* Task to carry out:
Note how many lines include the word "left", and give that number by itself.

* Data supplied:
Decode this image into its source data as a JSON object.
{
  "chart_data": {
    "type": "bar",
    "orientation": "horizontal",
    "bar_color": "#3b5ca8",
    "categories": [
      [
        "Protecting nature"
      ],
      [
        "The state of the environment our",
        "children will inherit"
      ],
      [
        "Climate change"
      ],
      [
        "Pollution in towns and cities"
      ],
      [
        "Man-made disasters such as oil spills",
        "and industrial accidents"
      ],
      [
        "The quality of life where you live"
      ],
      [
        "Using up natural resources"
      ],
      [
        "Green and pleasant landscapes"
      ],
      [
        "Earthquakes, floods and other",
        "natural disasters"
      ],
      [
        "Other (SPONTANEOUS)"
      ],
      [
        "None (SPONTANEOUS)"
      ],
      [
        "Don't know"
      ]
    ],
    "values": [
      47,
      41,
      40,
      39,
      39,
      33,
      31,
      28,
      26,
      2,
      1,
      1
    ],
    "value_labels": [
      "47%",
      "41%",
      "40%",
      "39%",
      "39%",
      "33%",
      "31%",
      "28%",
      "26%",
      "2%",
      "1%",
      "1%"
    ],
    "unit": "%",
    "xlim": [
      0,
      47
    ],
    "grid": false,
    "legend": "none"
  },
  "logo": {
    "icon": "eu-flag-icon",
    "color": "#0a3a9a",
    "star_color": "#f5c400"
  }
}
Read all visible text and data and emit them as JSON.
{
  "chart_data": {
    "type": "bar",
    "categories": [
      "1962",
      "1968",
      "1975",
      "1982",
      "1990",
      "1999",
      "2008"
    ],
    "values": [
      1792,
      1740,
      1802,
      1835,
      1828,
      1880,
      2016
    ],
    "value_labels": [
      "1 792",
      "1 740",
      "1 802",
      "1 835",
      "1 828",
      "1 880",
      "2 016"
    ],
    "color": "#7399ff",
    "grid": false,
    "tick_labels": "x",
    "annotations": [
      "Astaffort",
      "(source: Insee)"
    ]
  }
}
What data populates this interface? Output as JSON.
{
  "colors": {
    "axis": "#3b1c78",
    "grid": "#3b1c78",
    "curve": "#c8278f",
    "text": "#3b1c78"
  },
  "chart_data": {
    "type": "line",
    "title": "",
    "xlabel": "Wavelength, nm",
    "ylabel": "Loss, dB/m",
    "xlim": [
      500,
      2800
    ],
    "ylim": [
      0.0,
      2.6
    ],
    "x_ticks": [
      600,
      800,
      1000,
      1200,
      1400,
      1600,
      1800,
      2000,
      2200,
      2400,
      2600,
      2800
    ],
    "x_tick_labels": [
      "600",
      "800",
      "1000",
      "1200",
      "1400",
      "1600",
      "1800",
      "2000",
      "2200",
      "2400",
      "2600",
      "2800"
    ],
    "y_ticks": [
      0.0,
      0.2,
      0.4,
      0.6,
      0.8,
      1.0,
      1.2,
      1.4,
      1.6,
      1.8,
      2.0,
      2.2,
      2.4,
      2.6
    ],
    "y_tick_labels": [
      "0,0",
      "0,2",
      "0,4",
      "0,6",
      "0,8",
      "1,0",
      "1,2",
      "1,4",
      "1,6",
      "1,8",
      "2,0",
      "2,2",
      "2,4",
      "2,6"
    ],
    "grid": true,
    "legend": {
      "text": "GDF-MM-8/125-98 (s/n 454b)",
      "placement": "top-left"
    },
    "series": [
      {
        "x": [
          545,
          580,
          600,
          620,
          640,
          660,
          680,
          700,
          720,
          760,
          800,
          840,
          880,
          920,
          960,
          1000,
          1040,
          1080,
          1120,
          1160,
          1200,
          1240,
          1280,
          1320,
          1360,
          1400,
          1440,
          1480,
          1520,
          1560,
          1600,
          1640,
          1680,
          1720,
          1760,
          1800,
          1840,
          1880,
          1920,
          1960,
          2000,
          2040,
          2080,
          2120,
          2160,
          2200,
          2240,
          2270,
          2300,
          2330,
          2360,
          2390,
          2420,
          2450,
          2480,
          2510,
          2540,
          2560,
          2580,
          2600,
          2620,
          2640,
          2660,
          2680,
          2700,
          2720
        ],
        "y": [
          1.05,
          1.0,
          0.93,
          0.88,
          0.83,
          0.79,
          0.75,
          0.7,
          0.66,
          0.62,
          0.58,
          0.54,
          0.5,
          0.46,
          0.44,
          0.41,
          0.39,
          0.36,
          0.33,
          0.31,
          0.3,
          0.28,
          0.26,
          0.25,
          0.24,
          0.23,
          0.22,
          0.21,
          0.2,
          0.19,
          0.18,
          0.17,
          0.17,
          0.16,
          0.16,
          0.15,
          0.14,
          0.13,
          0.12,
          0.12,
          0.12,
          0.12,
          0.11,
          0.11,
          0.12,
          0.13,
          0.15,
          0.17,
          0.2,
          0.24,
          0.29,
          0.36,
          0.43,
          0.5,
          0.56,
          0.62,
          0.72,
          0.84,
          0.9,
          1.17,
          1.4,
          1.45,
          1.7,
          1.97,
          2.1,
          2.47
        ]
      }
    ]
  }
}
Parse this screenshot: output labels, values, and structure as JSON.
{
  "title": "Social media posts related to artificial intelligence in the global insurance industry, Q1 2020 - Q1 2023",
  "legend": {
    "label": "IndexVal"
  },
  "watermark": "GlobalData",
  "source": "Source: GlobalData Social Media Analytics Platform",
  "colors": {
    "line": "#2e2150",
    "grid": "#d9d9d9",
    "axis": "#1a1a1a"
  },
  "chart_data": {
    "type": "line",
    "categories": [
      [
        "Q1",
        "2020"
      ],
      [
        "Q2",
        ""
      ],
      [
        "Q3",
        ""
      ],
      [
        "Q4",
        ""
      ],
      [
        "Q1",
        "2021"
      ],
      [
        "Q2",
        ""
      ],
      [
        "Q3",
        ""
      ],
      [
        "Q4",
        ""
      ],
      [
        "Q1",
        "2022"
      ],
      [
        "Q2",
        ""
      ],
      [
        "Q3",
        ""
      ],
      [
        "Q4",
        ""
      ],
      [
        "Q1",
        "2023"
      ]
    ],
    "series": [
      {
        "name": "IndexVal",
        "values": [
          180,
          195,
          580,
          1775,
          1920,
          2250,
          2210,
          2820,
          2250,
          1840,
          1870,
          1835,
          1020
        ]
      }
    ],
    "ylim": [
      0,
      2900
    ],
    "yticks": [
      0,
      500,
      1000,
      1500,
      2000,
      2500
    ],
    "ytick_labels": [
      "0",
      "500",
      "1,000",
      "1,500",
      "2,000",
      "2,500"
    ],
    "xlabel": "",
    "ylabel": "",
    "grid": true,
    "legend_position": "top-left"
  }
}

* Complete answer:
2